### What you will do
Only lines with the word "this" are needed; collect each of them from the listing below.

### Records for the task

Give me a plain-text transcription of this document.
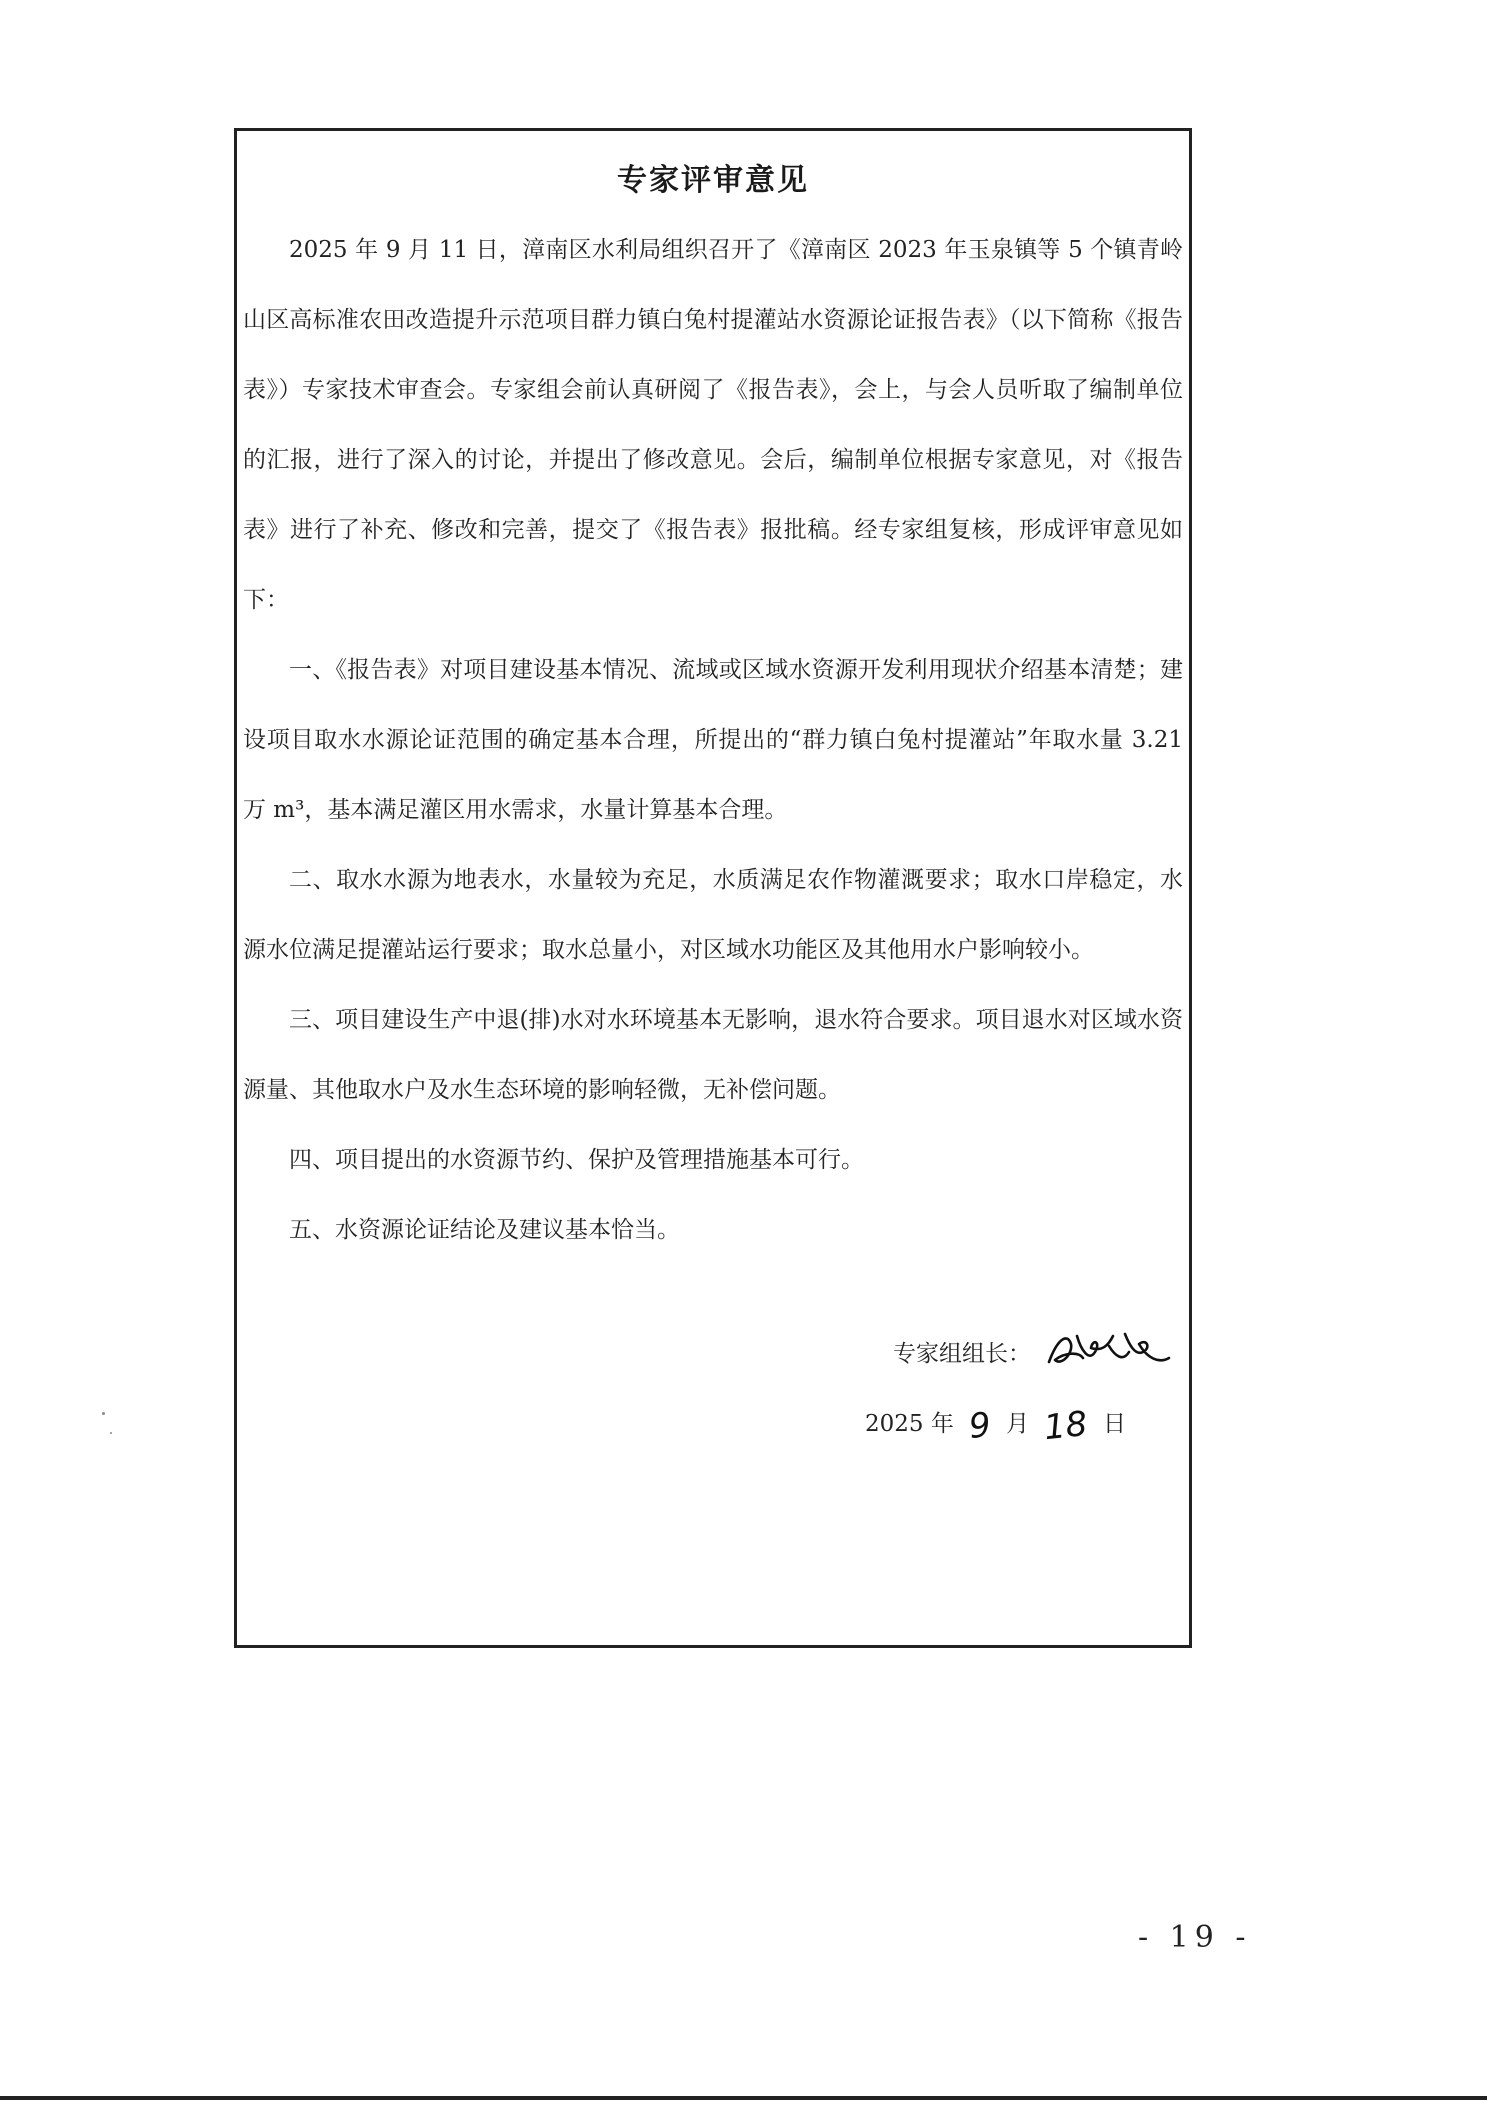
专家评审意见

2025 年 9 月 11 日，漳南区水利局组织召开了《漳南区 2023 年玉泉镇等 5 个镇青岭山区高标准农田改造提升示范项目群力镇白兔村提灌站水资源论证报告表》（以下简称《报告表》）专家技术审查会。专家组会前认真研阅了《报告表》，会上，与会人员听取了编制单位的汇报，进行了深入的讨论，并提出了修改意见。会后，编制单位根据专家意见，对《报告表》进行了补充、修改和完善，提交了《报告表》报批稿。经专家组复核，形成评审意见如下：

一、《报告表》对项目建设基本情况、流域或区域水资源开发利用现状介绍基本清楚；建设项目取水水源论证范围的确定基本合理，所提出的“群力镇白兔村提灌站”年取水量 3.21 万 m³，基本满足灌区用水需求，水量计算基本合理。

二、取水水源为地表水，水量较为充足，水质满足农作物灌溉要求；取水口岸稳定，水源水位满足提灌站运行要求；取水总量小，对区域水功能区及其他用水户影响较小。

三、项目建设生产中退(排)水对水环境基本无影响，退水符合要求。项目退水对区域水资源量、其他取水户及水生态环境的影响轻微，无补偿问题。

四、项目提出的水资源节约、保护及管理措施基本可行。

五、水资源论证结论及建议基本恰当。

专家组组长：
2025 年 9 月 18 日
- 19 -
---
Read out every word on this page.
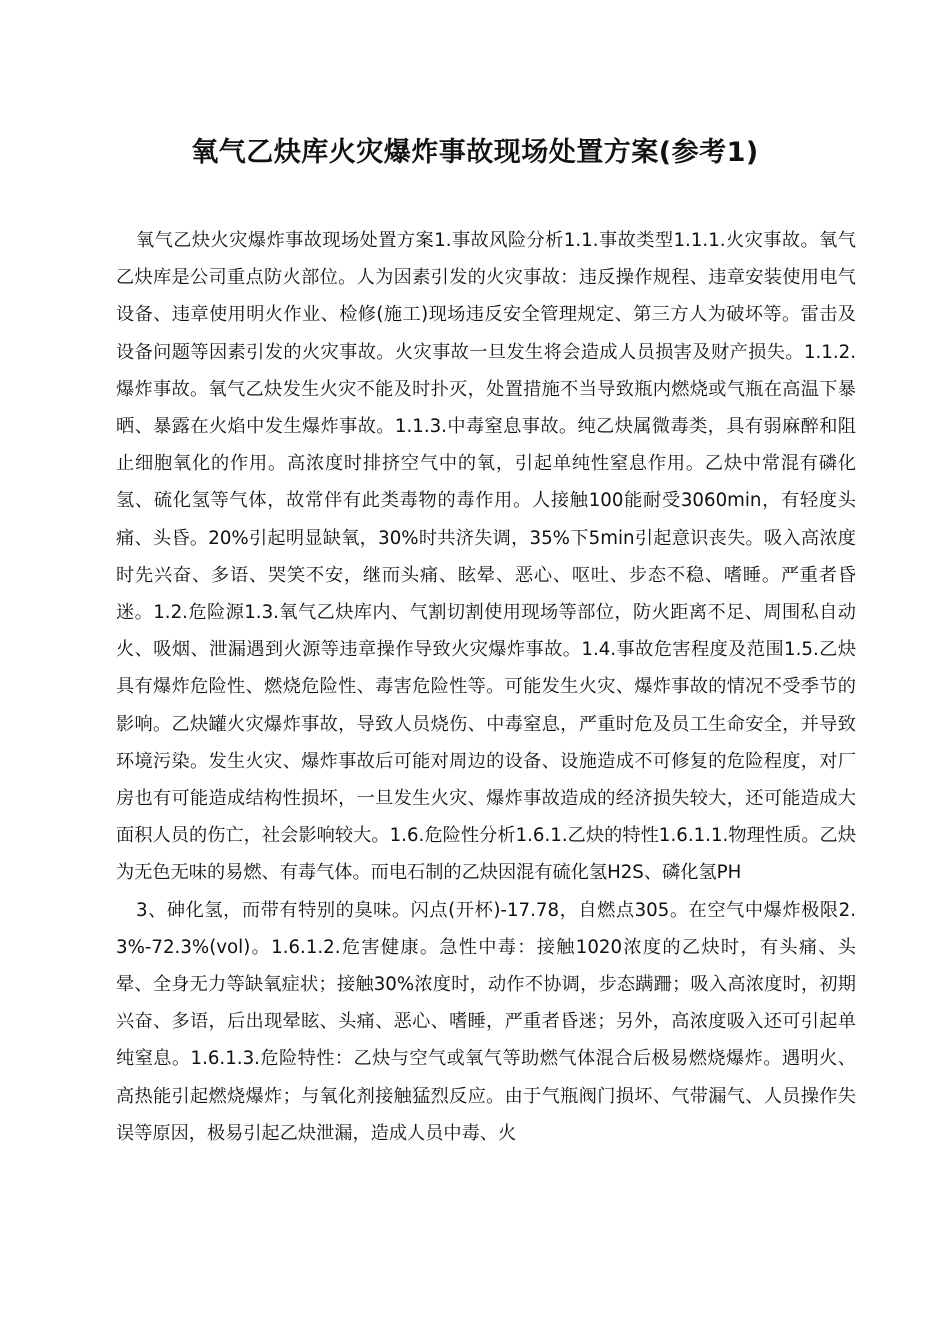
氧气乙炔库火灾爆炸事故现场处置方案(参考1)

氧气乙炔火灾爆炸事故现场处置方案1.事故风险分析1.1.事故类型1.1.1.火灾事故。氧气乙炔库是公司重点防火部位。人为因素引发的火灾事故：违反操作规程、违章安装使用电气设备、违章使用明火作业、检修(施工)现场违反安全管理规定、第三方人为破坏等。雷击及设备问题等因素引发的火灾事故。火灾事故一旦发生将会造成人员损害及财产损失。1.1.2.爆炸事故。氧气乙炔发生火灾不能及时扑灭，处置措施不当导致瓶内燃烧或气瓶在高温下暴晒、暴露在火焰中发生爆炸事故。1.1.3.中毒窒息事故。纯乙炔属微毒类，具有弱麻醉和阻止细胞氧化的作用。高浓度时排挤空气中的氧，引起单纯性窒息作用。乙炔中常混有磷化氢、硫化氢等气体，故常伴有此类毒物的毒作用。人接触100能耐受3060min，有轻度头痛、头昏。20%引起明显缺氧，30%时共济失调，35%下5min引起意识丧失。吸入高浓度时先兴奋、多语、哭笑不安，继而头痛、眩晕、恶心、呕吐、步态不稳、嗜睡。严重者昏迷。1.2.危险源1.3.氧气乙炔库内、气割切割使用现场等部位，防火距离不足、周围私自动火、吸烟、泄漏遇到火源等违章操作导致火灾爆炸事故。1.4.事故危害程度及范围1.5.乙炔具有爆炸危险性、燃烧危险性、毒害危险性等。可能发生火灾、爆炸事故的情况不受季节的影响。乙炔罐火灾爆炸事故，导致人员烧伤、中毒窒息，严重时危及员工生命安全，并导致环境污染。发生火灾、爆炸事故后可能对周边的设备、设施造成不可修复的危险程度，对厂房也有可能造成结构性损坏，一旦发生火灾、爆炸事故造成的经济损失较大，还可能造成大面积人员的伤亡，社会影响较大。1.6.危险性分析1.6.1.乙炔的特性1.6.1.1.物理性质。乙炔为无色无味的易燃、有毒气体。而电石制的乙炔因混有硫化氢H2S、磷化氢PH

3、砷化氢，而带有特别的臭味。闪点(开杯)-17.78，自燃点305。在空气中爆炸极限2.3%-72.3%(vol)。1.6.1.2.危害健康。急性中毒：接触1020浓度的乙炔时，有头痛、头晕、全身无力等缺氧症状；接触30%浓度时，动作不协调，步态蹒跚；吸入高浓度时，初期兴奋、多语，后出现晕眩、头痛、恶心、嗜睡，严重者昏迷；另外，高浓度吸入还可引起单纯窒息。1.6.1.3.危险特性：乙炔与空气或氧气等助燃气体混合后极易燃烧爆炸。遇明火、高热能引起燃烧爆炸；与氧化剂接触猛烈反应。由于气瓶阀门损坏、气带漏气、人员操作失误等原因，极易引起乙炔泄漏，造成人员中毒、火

### Finished exercise
Give me a plain-text transcription of this document.
Read out every word on this page.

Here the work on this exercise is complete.